• Task:
Output all lines exactly, with nothing added or dropped.

** Start of Entries supplied **

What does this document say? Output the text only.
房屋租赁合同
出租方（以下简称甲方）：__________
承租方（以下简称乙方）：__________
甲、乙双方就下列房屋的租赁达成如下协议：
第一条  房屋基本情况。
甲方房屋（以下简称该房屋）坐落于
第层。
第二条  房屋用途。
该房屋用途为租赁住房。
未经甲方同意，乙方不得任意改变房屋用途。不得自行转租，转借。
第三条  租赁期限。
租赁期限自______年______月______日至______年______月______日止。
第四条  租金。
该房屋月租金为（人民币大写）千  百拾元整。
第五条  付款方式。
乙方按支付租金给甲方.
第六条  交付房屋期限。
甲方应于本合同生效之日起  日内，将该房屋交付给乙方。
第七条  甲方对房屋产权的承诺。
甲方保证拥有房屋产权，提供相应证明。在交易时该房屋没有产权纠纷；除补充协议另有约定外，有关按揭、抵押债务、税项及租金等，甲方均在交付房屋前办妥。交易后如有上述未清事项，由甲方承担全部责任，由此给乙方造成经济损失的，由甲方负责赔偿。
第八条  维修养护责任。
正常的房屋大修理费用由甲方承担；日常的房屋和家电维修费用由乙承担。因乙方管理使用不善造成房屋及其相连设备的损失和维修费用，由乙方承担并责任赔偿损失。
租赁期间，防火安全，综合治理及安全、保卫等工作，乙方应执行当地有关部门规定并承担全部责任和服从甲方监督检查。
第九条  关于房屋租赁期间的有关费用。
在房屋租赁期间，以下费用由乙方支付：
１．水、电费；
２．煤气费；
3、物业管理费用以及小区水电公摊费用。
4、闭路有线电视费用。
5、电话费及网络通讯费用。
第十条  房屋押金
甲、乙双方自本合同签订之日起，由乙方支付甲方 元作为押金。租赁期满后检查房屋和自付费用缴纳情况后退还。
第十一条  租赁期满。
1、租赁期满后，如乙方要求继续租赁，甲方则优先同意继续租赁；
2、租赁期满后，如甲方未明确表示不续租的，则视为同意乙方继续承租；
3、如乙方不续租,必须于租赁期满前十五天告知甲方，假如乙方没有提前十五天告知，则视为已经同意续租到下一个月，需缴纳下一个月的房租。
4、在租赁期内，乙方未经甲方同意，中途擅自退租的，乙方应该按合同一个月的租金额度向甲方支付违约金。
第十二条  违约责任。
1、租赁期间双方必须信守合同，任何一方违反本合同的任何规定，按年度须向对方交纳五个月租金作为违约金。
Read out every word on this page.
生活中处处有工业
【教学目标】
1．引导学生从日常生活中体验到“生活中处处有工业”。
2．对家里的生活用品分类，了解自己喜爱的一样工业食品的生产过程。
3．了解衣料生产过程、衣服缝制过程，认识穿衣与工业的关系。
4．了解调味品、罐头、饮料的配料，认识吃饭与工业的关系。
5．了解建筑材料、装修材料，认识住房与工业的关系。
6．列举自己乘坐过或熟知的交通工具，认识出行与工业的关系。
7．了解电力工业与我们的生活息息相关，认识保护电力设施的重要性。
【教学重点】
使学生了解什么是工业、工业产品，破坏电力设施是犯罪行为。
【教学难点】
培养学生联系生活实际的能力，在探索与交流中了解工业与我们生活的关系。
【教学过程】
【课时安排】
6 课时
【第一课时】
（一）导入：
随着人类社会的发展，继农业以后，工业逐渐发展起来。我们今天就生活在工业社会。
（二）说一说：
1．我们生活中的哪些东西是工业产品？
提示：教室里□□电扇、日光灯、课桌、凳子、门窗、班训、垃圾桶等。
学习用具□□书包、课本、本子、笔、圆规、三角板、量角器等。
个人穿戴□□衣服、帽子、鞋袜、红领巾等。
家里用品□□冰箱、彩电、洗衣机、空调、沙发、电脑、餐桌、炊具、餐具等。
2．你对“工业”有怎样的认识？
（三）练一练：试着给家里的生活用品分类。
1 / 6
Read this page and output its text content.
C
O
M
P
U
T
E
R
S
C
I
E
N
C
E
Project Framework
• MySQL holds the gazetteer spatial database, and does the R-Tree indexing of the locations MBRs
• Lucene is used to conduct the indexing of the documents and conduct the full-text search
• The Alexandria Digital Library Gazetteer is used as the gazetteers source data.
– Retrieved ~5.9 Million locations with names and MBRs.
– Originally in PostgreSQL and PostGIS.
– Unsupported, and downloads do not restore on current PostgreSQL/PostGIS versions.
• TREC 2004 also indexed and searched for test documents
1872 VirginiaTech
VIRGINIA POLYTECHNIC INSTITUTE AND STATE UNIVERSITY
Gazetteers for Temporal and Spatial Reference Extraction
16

** End of Entries supplied **

• Task answer:
What does this document say? Output the text only.
房屋租赁合同
出租方（以下简称甲方）：__________
承租方（以下简称乙方）：__________
甲、乙双方就下列房屋的租赁达成如下协议：
第一条  房屋基本情况。
甲方房屋（以下简称该房屋）坐落于
第层。
第二条  房屋用途。
该房屋用途为租赁住房。
未经甲方同意，乙方不得任意改变房屋用途。不得自行转租，转借。
第三条  租赁期限。
租赁期限自______年______月______日至______年______月______日止。
第四条  租金。
该房屋月租金为（人民币大写）千  百拾元整。
第五条  付款方式。
乙方按支付租金给甲方.
第六条  交付房屋期限。
甲方应于本合同生效之日起  日内，将该房屋交付给乙方。
第七条  甲方对房屋产权的承诺。
甲方保证拥有房屋产权，提供相应证明。在交易时该房屋没有产权纠纷；除补充协议另有约定外，有关按揭、抵押债务、税项及租金等，甲方均在交付房屋前办妥。交易后如有上述未清事项，由甲方承担全部责任，由此给乙方造成经济损失的，由甲方负责赔偿。
第八条  维修养护责任。
正常的房屋大修理费用由甲方承担；日常的房屋和家电维修费用由乙承担。因乙方管理使用不善造成房屋及其相连设备的损失和维修费用，由乙方承担并责任赔偿损失。
租赁期间，防火安全，综合治理及安全、保卫等工作，乙方应执行当地有关部门规定并承担全部责任和服从甲方监督检查。
第九条  关于房屋租赁期间的有关费用。
在房屋租赁期间，以下费用由乙方支付：
１．水、电费；
２．煤气费；
3、物业管理费用以及小区水电公摊费用。
4、闭路有线电视费用。
5、电话费及网络通讯费用。
第十条  房屋押金
甲、乙双方自本合同签订之日起，由乙方支付甲方 元作为押金。租赁期满后检查房屋和自付费用缴纳情况后退还。
第十一条  租赁期满。
1、租赁期满后，如乙方要求继续租赁，甲方则优先同意继续租赁；
2、租赁期满后，如甲方未明确表示不续租的，则视为同意乙方继续承租；
3、如乙方不续租,必须于租赁期满前十五天告知甲方，假如乙方没有提前十五天告知，则视为已经同意续租到下一个月，需缴纳下一个月的房租。
4、在租赁期内，乙方未经甲方同意，中途擅自退租的，乙方应该按合同一个月的租金额度向甲方支付违约金。
第十二条  违约责任。
1、租赁期间双方必须信守合同，任何一方违反本合同的任何规定，按年度须向对方交纳五个月租金作为违约金。
Read out every word on this page.
生活中处处有工业
【教学目标】
1．引导学生从日常生活中体验到“生活中处处有工业”。
2．对家里的生活用品分类，了解自己喜爱的一样工业食品的生产过程。
3．了解衣料生产过程、衣服缝制过程，认识穿衣与工业的关系。
4．了解调味品、罐头、饮料的配料，认识吃饭与工业的关系。
5．了解建筑材料、装修材料，认识住房与工业的关系。
6．列举自己乘坐过或熟知的交通工具，认识出行与工业的关系。
7．了解电力工业与我们的生活息息相关，认识保护电力设施的重要性。
【教学重点】
使学生了解什么是工业、工业产品，破坏电力设施是犯罪行为。
【教学难点】
培养学生联系生活实际的能力，在探索与交流中了解工业与我们生活的关系。
【教学过程】
【课时安排】
6 课时
【第一课时】
（一）导入：
随着人类社会的发展，继农业以后，工业逐渐发展起来。我们今天就生活在工业社会。
（二）说一说：
1．我们生活中的哪些东西是工业产品？
提示：教室里□□电扇、日光灯、课桌、凳子、门窗、班训、垃圾桶等。
学习用具□□书包、课本、本子、笔、圆规、三角板、量角器等。
个人穿戴□□衣服、帽子、鞋袜、红领巾等。
家里用品□□冰箱、彩电、洗衣机、空调、沙发、电脑、餐桌、炊具、餐具等。
2．你对“工业”有怎样的认识？
（三）练一练：试着给家里的生活用品分类。
1 / 6
Read this page and output its text content.
C
O
M
P
U
T
E
R
S
C
I
E
N
C
E
Project Framework
• MySQL holds the gazetteer spatial database, and does the R-Tree indexing of the locations MBRs
• Lucene is used to conduct the indexing of the documents and conduct the full-text search
• The Alexandria Digital Library Gazetteer is used as the gazetteers source data.
– Retrieved ~5.9 Million locations with names and MBRs.
– Originally in PostgreSQL and PostGIS.
– Unsupported, and downloads do not restore on current PostgreSQL/PostGIS versions.
• TREC 2004 also indexed and searched for test documents
1872 VirginiaTech
VIRGINIA POLYTECHNIC INSTITUTE AND STATE UNIVERSITY
Gazetteers for Temporal and Spatial Reference Extraction
16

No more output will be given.